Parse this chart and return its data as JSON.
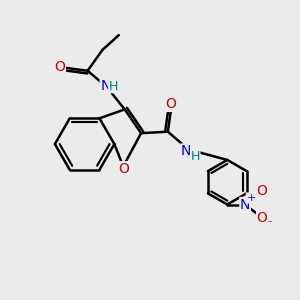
{
  "background_color": "#ebebeb",
  "line_color": "black",
  "bond_width": 1.8,
  "atom_colors": {
    "O": "#cc0000",
    "N": "#0000cc",
    "H": "#008080",
    "C": "black"
  },
  "font_size": 10,
  "fig_size": [
    3.0,
    3.0
  ],
  "dpi": 100
}
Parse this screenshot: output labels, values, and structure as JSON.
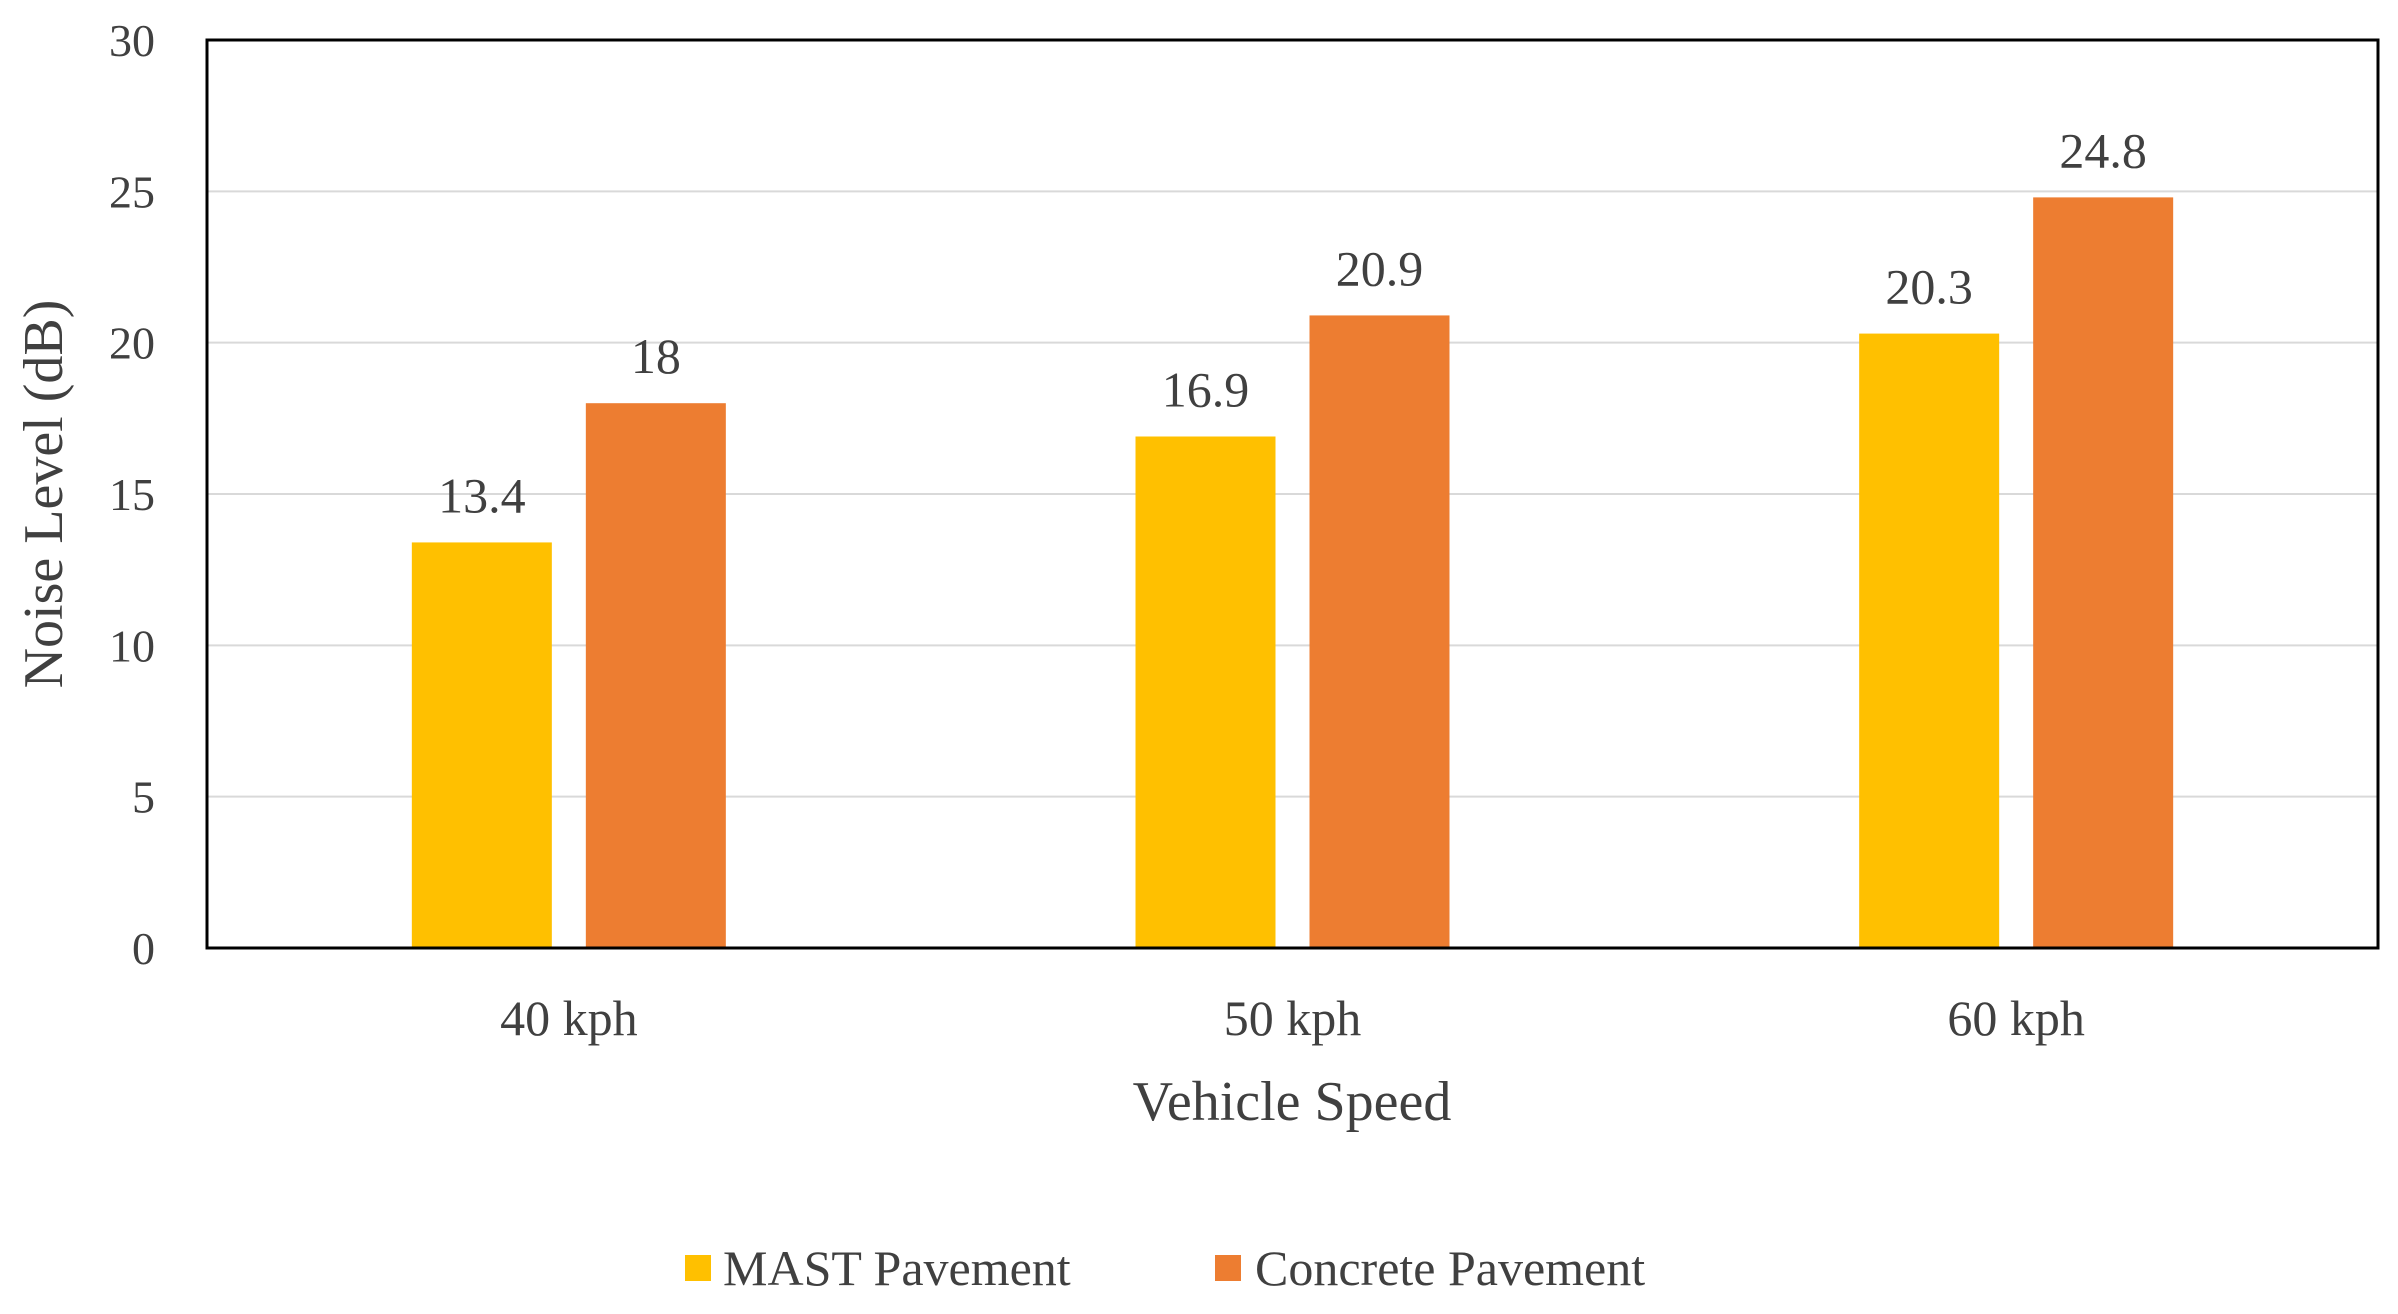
{
  "chart_data": {
    "type": "bar",
    "title": "",
    "xlabel": "Vehicle Speed",
    "ylabel": "Noise Level (dB)",
    "categories": [
      "40 kph",
      "50 kph",
      "60 kph"
    ],
    "yticks": [
      "0",
      "5",
      "10",
      "15",
      "20",
      "25",
      "30"
    ],
    "ylim": [
      0,
      30
    ],
    "grid": true,
    "legend_position": "bottom",
    "series": [
      {
        "name": "MAST Pavement",
        "color": "#FFC000",
        "values": [
          13.4,
          16.9,
          20.3
        ],
        "labels": [
          "13.4",
          "16.9",
          "20.3"
        ]
      },
      {
        "name": "Concrete Pavement",
        "color": "#ED7D31",
        "values": [
          18,
          20.9,
          24.8
        ],
        "labels": [
          "18",
          "20.9",
          "24.8"
        ]
      }
    ]
  }
}
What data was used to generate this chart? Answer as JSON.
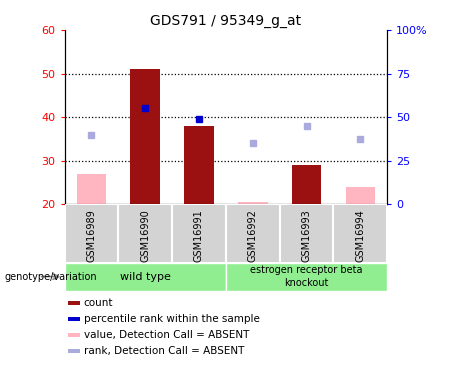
{
  "title": "GDS791 / 95349_g_at",
  "samples": [
    "GSM16989",
    "GSM16990",
    "GSM16991",
    "GSM16992",
    "GSM16993",
    "GSM16994"
  ],
  "present_count": [
    null,
    51,
    38,
    null,
    29,
    null
  ],
  "present_rank": [
    null,
    42,
    39.5,
    null,
    null,
    null
  ],
  "absent_count": [
    27,
    null,
    null,
    20.5,
    null,
    24
  ],
  "absent_rank": [
    36,
    null,
    null,
    34,
    38,
    35
  ],
  "ylim_left": [
    20,
    60
  ],
  "ylim_right": [
    0,
    100
  ],
  "yticks_left": [
    20,
    30,
    40,
    50,
    60
  ],
  "yticks_right": [
    0,
    25,
    50,
    75,
    100
  ],
  "ytick_labels_left": [
    "20",
    "30",
    "40",
    "50",
    "60"
  ],
  "ytick_labels_right": [
    "0",
    "25",
    "50",
    "75",
    "100%"
  ],
  "bar_bottom": 20,
  "color_red_bar": "#9B1010",
  "color_pink_bar": "#FFB6C1",
  "color_blue_marker": "#0000CC",
  "color_blue_light_marker": "#AAAADD",
  "legend_items": [
    {
      "label": "count",
      "color": "#9B1010"
    },
    {
      "label": "percentile rank within the sample",
      "color": "#0000CC"
    },
    {
      "label": "value, Detection Call = ABSENT",
      "color": "#FFB6C1"
    },
    {
      "label": "rank, Detection Call = ABSENT",
      "color": "#AAAADD"
    }
  ],
  "group_label": "genotype/variation",
  "wt_label": "wild type",
  "ko_label": "estrogen receptor beta\nknockout",
  "group_bg": "#90EE90",
  "sample_bg": "#D3D3D3",
  "bar_width": 0.55
}
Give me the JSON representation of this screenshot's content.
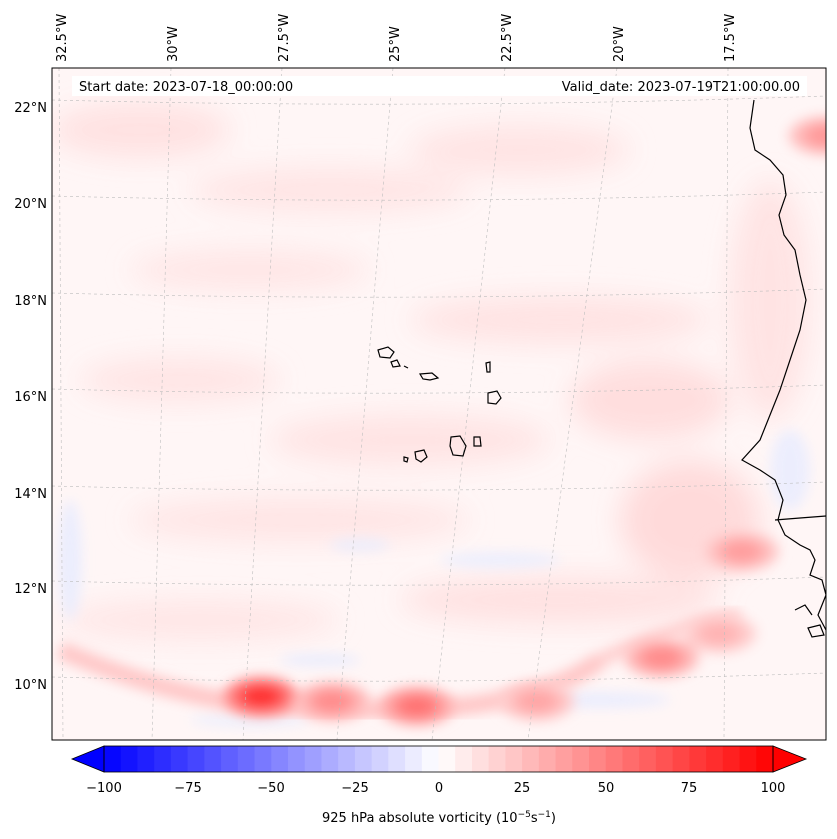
{
  "header": {
    "start_date": "Start date: 2023-07-18_00:00:00",
    "valid_date": "Valid_date: 2023-07-19T21:00:00.00"
  },
  "axes": {
    "lon_labels": [
      "32.5°W",
      "30°W",
      "27.5°W",
      "25°W",
      "22.5°W",
      "20°W",
      "17.5°W"
    ],
    "lat_labels": [
      "22°N",
      "20°N",
      "18°N",
      "16°N",
      "14°N",
      "12°N",
      "10°N"
    ]
  },
  "colorbar": {
    "ticks": [
      "−100",
      "−75",
      "−50",
      "−25",
      "0",
      "25",
      "50",
      "75",
      "100"
    ],
    "label_main": "925 hPa absolute vorticity (10",
    "label_exp1": "−5",
    "label_mid": "s",
    "label_exp2": "−1",
    "label_end": ")",
    "colors": {
      "neg": "#0000ff",
      "mid": "#ffffff",
      "pos": "#ff0000"
    }
  },
  "field": {
    "cells": [
      {
        "lon": -17.5,
        "lat": 12.7,
        "value": 38
      },
      {
        "lon": -18.0,
        "lat": 11.0,
        "value": 30
      },
      {
        "lon": -19.3,
        "lat": 10.5,
        "value": 45
      },
      {
        "lon": -28.3,
        "lat": 9.7,
        "value": 80
      },
      {
        "lon": -26.7,
        "lat": 9.6,
        "value": 45
      },
      {
        "lon": -24.8,
        "lat": 9.5,
        "value": 55
      },
      {
        "lon": -22.1,
        "lat": 9.6,
        "value": 35
      },
      {
        "lon": -15.6,
        "lat": 21.3,
        "value": 40
      }
    ]
  }
}
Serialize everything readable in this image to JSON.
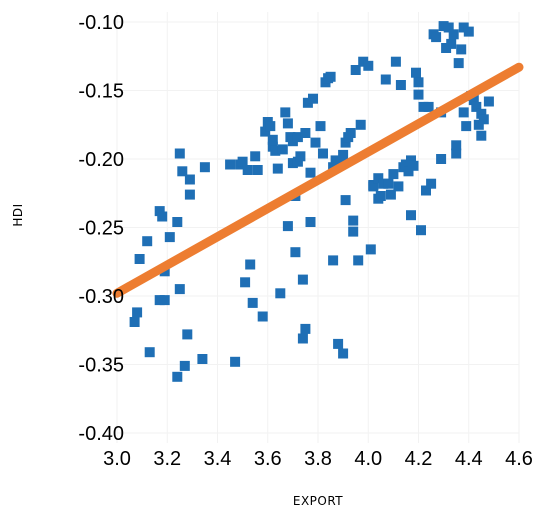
{
  "chart_data": {
    "type": "scatter",
    "title": "",
    "xlabel": "EXPORT",
    "ylabel": "HDI",
    "xlim": [
      3.0,
      4.6
    ],
    "ylim": [
      -0.4,
      -0.09
    ],
    "grid": true,
    "x_ticks": [
      "3.0",
      "3.2",
      "3.4",
      "3.6",
      "3.8",
      "4.0",
      "4.2",
      "4.4",
      "4.6"
    ],
    "y_ticks": [
      "-0.10",
      "-0.15",
      "-0.20",
      "-0.25",
      "-0.30",
      "-0.35",
      "-0.40"
    ],
    "colors": {
      "points": "#1f6fb5",
      "trend": "#ed7d31"
    },
    "trendline": {
      "x": [
        3.0,
        4.6
      ],
      "y": [
        -0.298,
        -0.133
      ]
    },
    "series": [
      {
        "points": [
          [
            3.09,
            -0.273
          ],
          [
            3.08,
            -0.312
          ],
          [
            3.07,
            -0.319
          ],
          [
            3.12,
            -0.26
          ],
          [
            3.13,
            -0.341
          ],
          [
            3.17,
            -0.238
          ],
          [
            3.18,
            -0.242
          ],
          [
            3.17,
            -0.303
          ],
          [
            3.19,
            -0.303
          ],
          [
            3.19,
            -0.282
          ],
          [
            3.21,
            -0.257
          ],
          [
            3.24,
            -0.246
          ],
          [
            3.25,
            -0.295
          ],
          [
            3.25,
            -0.196
          ],
          [
            3.26,
            -0.209
          ],
          [
            3.28,
            -0.328
          ],
          [
            3.27,
            -0.351
          ],
          [
            3.24,
            -0.359
          ],
          [
            3.29,
            -0.215
          ],
          [
            3.29,
            -0.226
          ],
          [
            3.34,
            -0.346
          ],
          [
            3.35,
            -0.206
          ],
          [
            3.45,
            -0.204
          ],
          [
            3.47,
            -0.348
          ],
          [
            3.49,
            -0.204
          ],
          [
            3.5,
            -0.202
          ],
          [
            3.51,
            -0.29
          ],
          [
            3.52,
            -0.208
          ],
          [
            3.53,
            -0.277
          ],
          [
            3.54,
            -0.305
          ],
          [
            3.55,
            -0.198
          ],
          [
            3.56,
            -0.208
          ],
          [
            3.58,
            -0.315
          ],
          [
            3.59,
            -0.18
          ],
          [
            3.6,
            -0.173
          ],
          [
            3.61,
            -0.176
          ],
          [
            3.62,
            -0.186
          ],
          [
            3.62,
            -0.191
          ],
          [
            3.63,
            -0.194
          ],
          [
            3.64,
            -0.207
          ],
          [
            3.65,
            -0.298
          ],
          [
            3.66,
            -0.193
          ],
          [
            3.67,
            -0.166
          ],
          [
            3.68,
            -0.174
          ],
          [
            3.68,
            -0.249
          ],
          [
            3.69,
            -0.184
          ],
          [
            3.7,
            -0.203
          ],
          [
            3.7,
            -0.187
          ],
          [
            3.71,
            -0.227
          ],
          [
            3.71,
            -0.268
          ],
          [
            3.72,
            -0.202
          ],
          [
            3.72,
            -0.184
          ],
          [
            3.73,
            -0.198
          ],
          [
            3.74,
            -0.288
          ],
          [
            3.75,
            -0.181
          ],
          [
            3.75,
            -0.324
          ],
          [
            3.74,
            -0.331
          ],
          [
            3.76,
            -0.159
          ],
          [
            3.78,
            -0.156
          ],
          [
            3.77,
            -0.21
          ],
          [
            3.77,
            -0.246
          ],
          [
            3.79,
            -0.188
          ],
          [
            3.81,
            -0.176
          ],
          [
            3.82,
            -0.196
          ],
          [
            3.83,
            -0.144
          ],
          [
            3.84,
            -0.141
          ],
          [
            3.85,
            -0.14
          ],
          [
            3.86,
            -0.274
          ],
          [
            3.86,
            -0.206
          ],
          [
            3.87,
            -0.201
          ],
          [
            3.88,
            -0.335
          ],
          [
            3.89,
            -0.202
          ],
          [
            3.9,
            -0.197
          ],
          [
            3.9,
            -0.342
          ],
          [
            3.91,
            -0.23
          ],
          [
            3.91,
            -0.188
          ],
          [
            3.92,
            -0.184
          ],
          [
            3.93,
            -0.181
          ],
          [
            3.94,
            -0.253
          ],
          [
            3.94,
            -0.245
          ],
          [
            3.95,
            -0.135
          ],
          [
            3.96,
            -0.274
          ],
          [
            3.97,
            -0.175
          ],
          [
            3.98,
            -0.129
          ],
          [
            4.0,
            -0.132
          ],
          [
            4.01,
            -0.266
          ],
          [
            4.02,
            -0.219
          ],
          [
            4.02,
            -0.22
          ],
          [
            4.04,
            -0.229
          ],
          [
            4.04,
            -0.214
          ],
          [
            4.05,
            -0.227
          ],
          [
            4.06,
            -0.218
          ],
          [
            4.07,
            -0.142
          ],
          [
            4.08,
            -0.218
          ],
          [
            4.09,
            -0.226
          ],
          [
            4.1,
            -0.211
          ],
          [
            4.11,
            -0.129
          ],
          [
            4.12,
            -0.22
          ],
          [
            4.13,
            -0.146
          ],
          [
            4.14,
            -0.206
          ],
          [
            4.15,
            -0.204
          ],
          [
            4.16,
            -0.209
          ],
          [
            4.17,
            -0.201
          ],
          [
            4.17,
            -0.241
          ],
          [
            4.18,
            -0.205
          ],
          [
            4.19,
            -0.137
          ],
          [
            4.2,
            -0.144
          ],
          [
            4.2,
            -0.153
          ],
          [
            4.21,
            -0.252
          ],
          [
            4.22,
            -0.162
          ],
          [
            4.23,
            -0.223
          ],
          [
            4.24,
            -0.162
          ],
          [
            4.25,
            -0.218
          ],
          [
            4.26,
            -0.109
          ],
          [
            4.27,
            -0.111
          ],
          [
            4.29,
            -0.166
          ],
          [
            4.29,
            -0.2
          ],
          [
            4.3,
            -0.103
          ],
          [
            4.31,
            -0.119
          ],
          [
            4.32,
            -0.104
          ],
          [
            4.33,
            -0.116
          ],
          [
            4.34,
            -0.109
          ],
          [
            4.35,
            -0.196
          ],
          [
            4.35,
            -0.19
          ],
          [
            4.36,
            -0.13
          ],
          [
            4.37,
            -0.12
          ],
          [
            4.38,
            -0.104
          ],
          [
            4.38,
            -0.166
          ],
          [
            4.39,
            -0.176
          ],
          [
            4.4,
            -0.107
          ],
          [
            4.41,
            -0.154
          ],
          [
            4.42,
            -0.157
          ],
          [
            4.43,
            -0.162
          ],
          [
            4.44,
            -0.175
          ],
          [
            4.45,
            -0.167
          ],
          [
            4.45,
            -0.183
          ],
          [
            4.46,
            -0.171
          ],
          [
            4.48,
            -0.158
          ]
        ]
      }
    ]
  }
}
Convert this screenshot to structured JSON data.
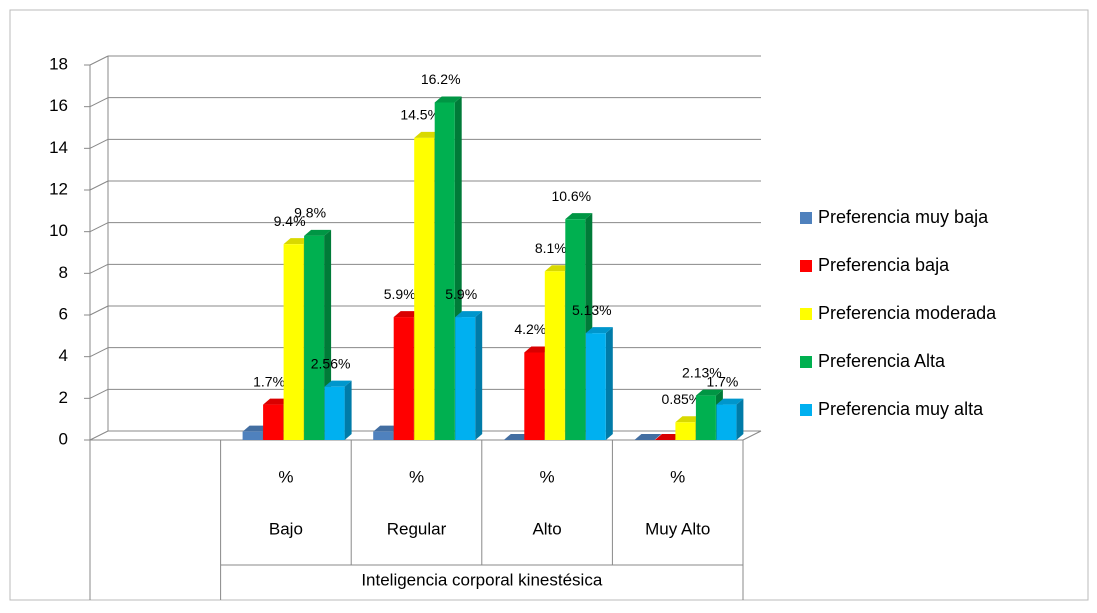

────────────────────────────────────────

**Goal**
Collect each line holding the string "Pavement".

**Task result**
        "name": "MAST Pavement",
        "name": "Concrete Pavement",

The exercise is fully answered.